Entries from a visual dataset:
--------------------------------

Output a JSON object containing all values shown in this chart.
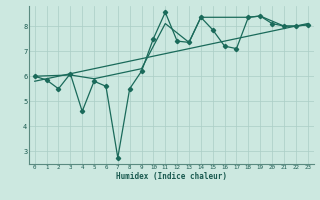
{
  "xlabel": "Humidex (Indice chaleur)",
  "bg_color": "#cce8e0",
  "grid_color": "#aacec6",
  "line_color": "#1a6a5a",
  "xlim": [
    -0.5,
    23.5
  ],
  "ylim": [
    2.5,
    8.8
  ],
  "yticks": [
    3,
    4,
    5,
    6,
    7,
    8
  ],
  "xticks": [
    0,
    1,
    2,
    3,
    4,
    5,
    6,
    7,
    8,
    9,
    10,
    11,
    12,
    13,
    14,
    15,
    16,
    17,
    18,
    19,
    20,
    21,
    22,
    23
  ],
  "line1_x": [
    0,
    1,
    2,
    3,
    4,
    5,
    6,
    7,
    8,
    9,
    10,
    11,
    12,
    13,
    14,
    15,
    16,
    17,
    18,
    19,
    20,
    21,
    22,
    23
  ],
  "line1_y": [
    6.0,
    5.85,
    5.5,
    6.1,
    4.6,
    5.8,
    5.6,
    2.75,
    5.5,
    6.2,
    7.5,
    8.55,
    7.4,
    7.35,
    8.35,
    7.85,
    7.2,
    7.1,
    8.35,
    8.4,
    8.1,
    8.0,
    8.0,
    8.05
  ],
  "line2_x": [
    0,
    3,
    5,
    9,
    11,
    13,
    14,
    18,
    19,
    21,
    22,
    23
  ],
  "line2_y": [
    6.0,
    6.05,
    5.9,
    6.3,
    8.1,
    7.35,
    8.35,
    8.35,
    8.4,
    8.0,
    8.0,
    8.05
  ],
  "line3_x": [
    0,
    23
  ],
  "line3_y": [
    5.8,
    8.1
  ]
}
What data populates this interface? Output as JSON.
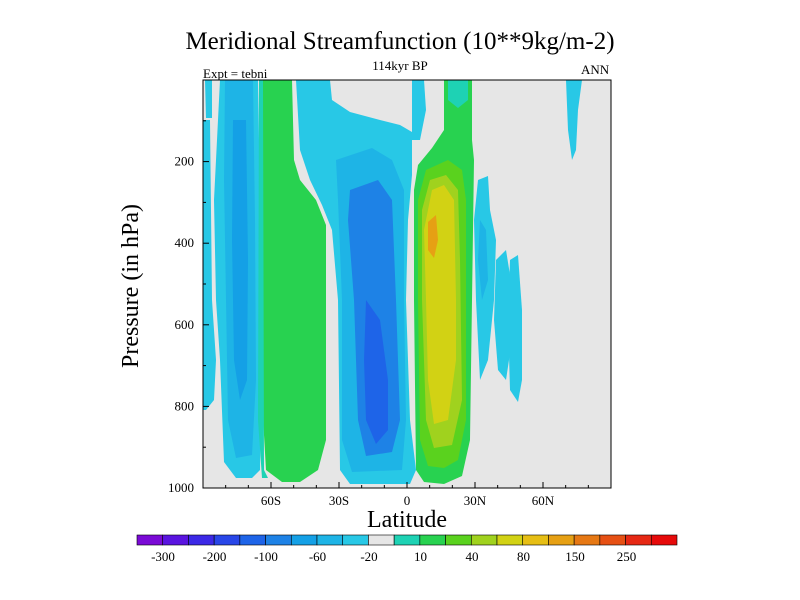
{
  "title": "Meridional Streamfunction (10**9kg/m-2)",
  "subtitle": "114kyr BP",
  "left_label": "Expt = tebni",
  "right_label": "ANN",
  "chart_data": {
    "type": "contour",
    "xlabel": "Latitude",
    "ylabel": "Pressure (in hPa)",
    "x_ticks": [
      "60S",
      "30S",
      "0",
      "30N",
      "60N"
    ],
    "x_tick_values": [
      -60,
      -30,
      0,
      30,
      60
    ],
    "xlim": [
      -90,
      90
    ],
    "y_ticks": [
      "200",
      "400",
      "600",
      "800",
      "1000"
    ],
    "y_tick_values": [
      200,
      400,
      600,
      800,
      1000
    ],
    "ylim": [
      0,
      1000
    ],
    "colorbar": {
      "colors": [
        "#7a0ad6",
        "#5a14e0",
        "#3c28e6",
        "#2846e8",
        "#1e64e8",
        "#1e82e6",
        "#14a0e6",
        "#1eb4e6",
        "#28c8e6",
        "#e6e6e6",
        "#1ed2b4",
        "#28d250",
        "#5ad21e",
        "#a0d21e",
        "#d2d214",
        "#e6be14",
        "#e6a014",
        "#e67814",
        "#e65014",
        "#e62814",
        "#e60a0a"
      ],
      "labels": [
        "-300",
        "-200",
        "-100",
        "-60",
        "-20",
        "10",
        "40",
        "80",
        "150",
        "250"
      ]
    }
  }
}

--------------------------------

• YOUR GOAL:
From the records above, pick out and copy each line holding the word "this".

• SOLVED PROBLEM:
Output a JSON object containing all values shown in this chart.
What data populates this interface? Output as JSON.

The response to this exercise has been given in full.